GIVEN INSTRUCTION:
Your task is to filter the data below down to the lines holding "Aceite".

Items from a dataset:

####################

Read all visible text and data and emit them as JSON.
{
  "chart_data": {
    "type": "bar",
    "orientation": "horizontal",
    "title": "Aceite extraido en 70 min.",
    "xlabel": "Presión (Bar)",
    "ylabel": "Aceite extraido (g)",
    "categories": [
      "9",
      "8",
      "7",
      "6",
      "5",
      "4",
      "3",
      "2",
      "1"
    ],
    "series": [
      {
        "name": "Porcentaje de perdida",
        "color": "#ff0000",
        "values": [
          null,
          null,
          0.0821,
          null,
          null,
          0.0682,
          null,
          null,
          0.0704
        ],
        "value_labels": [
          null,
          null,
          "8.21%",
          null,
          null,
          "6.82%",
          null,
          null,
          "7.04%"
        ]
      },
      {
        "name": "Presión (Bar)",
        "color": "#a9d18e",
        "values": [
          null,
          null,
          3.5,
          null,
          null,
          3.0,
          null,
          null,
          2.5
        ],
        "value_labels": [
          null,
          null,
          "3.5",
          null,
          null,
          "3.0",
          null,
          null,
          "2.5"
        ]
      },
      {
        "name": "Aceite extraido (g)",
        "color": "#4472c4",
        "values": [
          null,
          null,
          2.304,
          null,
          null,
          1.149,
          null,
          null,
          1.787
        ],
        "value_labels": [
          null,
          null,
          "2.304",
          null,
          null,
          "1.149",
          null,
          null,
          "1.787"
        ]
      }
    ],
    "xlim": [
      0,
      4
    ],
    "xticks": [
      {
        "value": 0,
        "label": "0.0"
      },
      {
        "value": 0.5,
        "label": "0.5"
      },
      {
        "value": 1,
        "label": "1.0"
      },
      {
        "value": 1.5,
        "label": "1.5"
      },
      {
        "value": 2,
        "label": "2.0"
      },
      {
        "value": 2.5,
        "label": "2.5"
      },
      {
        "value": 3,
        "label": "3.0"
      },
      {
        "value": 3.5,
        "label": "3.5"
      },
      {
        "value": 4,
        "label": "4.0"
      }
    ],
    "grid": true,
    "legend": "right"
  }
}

####################

RESPONSE TO THE TASK:
    "title": "Aceite extraido en 70 min.",
    "ylabel": "Aceite extraido (g)",
        "name": "Aceite extraido (g)",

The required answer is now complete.